* Task details
Please count the lines in the items below that contain the word "layers" and give only that number.

* Records for the task
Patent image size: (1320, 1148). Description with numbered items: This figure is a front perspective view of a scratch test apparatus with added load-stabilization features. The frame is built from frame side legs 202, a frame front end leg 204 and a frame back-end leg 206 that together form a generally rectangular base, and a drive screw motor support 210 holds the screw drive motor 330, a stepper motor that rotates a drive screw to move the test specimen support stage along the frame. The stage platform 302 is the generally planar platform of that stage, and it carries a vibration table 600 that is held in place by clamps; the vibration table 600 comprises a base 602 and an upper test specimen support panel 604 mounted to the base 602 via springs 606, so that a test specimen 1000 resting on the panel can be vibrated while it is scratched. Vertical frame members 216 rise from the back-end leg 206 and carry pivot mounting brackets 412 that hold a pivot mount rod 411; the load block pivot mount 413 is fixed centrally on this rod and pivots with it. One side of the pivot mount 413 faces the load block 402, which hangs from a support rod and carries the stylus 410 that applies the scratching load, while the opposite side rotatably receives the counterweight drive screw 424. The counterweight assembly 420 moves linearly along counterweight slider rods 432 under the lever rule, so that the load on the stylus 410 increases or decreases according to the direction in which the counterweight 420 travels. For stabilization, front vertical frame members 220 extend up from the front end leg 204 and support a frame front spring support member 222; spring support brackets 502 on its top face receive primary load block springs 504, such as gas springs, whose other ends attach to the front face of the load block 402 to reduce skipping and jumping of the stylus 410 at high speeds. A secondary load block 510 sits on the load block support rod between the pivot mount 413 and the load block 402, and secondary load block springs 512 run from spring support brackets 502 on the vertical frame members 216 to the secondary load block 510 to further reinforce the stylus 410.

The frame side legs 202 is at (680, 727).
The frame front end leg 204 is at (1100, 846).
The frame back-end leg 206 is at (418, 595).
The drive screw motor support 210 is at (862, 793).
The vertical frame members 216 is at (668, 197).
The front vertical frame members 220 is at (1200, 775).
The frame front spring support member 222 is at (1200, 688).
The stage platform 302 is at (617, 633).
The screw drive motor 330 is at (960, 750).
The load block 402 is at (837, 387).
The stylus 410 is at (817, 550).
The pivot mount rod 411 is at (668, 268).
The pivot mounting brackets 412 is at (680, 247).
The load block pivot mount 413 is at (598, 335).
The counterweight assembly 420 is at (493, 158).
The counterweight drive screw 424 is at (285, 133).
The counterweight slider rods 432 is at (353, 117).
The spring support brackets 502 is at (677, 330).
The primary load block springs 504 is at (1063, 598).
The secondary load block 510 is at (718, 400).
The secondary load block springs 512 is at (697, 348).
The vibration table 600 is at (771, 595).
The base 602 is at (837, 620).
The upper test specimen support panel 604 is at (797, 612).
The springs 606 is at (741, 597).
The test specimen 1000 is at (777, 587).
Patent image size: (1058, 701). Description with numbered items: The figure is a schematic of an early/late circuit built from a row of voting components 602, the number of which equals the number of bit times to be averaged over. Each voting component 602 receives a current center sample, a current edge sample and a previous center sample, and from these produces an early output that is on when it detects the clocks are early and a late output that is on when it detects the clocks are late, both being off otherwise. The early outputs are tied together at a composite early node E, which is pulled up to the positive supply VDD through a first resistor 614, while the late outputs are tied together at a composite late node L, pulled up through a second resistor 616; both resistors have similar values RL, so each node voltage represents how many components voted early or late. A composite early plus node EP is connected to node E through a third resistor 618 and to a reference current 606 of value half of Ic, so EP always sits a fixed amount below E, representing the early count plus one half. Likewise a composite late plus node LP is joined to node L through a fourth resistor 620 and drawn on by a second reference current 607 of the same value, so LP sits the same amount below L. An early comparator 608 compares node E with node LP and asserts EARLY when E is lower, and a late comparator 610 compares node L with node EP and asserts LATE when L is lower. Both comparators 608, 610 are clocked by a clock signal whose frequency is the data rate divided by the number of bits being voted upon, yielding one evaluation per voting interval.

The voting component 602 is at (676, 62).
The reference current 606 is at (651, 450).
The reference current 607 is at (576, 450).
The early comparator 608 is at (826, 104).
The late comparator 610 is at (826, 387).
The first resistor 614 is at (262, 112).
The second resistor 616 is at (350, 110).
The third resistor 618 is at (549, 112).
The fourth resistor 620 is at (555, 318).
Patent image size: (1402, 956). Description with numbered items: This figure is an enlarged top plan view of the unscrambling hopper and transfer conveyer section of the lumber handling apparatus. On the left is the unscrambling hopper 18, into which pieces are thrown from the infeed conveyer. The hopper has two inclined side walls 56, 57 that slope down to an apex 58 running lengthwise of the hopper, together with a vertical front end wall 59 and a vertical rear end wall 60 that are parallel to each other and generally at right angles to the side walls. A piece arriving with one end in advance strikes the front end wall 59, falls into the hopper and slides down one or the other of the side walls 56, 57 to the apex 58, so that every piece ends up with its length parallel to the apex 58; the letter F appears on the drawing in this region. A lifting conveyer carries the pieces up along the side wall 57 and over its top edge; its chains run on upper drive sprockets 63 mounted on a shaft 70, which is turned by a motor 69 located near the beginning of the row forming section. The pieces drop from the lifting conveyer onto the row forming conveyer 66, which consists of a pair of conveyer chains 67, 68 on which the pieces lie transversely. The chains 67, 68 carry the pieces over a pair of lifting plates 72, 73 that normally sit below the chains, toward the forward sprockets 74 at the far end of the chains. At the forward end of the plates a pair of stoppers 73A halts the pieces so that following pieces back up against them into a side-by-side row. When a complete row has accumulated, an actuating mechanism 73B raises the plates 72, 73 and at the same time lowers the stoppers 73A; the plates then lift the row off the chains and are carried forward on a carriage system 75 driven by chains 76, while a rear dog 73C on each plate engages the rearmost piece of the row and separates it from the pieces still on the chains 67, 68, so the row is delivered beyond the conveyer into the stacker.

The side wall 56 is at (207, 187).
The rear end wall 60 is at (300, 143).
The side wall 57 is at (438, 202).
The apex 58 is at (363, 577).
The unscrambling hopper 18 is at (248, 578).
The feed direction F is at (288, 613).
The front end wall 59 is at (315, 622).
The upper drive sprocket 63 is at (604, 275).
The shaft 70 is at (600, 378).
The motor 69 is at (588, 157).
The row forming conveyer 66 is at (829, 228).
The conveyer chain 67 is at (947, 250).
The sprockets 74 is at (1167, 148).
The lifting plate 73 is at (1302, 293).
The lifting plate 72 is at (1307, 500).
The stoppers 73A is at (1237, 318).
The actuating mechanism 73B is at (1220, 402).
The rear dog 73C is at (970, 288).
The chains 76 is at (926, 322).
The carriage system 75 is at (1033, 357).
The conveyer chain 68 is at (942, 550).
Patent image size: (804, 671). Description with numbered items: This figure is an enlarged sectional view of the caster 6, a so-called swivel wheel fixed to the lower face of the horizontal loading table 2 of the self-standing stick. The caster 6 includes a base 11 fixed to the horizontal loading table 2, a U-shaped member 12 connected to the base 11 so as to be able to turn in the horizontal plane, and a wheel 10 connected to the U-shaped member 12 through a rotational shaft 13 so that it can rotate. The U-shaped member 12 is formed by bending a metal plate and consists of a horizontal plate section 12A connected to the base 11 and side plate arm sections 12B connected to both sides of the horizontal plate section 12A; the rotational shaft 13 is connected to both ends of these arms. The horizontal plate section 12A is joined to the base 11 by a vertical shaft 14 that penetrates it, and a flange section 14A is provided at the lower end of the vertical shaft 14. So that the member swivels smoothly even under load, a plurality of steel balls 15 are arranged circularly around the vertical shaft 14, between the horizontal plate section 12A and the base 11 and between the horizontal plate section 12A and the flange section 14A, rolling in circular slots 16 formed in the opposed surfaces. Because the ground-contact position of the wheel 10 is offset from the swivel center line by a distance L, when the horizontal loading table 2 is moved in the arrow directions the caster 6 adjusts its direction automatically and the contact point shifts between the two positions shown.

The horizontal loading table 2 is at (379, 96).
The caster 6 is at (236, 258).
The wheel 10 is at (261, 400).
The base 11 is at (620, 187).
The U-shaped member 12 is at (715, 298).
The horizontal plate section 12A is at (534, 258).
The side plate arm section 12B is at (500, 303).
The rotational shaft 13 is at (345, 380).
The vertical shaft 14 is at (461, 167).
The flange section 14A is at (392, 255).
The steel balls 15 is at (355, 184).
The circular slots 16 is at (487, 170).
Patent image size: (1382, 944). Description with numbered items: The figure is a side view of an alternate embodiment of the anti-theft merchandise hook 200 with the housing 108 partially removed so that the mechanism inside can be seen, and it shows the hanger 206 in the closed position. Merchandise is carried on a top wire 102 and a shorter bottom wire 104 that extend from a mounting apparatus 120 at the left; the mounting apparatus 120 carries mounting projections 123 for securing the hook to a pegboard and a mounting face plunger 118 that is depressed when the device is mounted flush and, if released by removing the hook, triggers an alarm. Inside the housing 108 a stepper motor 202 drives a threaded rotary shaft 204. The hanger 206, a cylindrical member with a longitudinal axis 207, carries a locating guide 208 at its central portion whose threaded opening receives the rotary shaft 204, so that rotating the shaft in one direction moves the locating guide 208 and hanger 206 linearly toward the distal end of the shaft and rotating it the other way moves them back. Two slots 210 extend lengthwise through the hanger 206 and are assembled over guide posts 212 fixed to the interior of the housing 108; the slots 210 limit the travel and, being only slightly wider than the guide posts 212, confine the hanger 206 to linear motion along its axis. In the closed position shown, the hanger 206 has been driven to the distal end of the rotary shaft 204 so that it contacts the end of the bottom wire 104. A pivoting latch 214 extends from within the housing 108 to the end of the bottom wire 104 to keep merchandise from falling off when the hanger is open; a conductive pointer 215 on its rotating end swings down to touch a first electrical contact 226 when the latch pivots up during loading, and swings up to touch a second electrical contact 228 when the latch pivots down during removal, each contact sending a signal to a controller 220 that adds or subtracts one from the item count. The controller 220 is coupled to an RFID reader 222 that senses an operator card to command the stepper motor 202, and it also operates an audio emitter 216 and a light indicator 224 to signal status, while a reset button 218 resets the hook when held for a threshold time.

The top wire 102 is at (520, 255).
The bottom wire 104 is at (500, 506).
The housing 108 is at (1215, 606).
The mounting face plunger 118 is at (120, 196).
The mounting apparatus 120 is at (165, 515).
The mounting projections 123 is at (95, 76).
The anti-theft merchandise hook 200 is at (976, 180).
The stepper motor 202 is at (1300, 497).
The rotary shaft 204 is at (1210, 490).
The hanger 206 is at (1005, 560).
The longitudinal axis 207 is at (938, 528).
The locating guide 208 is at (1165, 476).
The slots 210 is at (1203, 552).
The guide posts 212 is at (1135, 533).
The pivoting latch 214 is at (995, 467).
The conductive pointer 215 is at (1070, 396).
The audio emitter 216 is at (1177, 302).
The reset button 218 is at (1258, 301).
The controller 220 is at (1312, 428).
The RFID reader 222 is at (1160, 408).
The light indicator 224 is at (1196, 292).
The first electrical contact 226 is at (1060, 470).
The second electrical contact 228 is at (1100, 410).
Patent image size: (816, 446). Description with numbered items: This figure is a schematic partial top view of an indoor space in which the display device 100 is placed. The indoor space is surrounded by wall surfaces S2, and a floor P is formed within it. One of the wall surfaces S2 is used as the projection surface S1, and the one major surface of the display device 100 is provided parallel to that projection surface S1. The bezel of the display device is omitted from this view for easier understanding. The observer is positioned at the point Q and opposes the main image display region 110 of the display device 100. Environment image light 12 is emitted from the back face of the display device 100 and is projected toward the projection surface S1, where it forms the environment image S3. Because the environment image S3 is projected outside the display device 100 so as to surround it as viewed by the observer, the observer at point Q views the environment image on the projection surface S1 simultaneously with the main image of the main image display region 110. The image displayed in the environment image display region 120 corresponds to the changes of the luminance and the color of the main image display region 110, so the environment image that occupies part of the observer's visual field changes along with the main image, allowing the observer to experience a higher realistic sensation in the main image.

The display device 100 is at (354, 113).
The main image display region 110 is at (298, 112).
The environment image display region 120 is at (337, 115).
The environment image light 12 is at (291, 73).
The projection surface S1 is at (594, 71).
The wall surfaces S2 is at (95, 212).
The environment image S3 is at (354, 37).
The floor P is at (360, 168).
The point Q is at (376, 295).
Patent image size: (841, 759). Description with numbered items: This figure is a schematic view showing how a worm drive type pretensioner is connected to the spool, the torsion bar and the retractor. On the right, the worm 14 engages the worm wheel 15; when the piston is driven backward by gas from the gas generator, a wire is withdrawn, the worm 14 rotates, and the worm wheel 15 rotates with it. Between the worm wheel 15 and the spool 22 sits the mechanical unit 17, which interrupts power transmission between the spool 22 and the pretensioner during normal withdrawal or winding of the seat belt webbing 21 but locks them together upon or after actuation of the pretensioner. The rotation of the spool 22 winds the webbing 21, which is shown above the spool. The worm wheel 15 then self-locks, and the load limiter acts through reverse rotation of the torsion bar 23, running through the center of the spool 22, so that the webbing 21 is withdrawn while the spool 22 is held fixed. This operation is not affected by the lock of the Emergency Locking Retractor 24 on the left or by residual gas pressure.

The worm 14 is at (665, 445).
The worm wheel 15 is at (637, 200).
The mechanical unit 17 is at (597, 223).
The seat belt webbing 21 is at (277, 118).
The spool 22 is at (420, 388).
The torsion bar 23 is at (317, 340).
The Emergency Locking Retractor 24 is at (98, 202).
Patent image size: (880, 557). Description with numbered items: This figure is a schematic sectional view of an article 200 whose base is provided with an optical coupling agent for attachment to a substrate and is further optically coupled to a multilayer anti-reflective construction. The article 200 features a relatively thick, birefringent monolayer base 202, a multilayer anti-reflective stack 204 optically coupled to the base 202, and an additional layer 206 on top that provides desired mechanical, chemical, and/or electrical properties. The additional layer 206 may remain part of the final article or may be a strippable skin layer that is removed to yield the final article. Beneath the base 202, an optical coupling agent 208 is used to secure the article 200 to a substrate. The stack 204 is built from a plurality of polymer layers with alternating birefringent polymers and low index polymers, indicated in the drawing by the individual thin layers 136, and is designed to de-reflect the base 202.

* Complete answer
1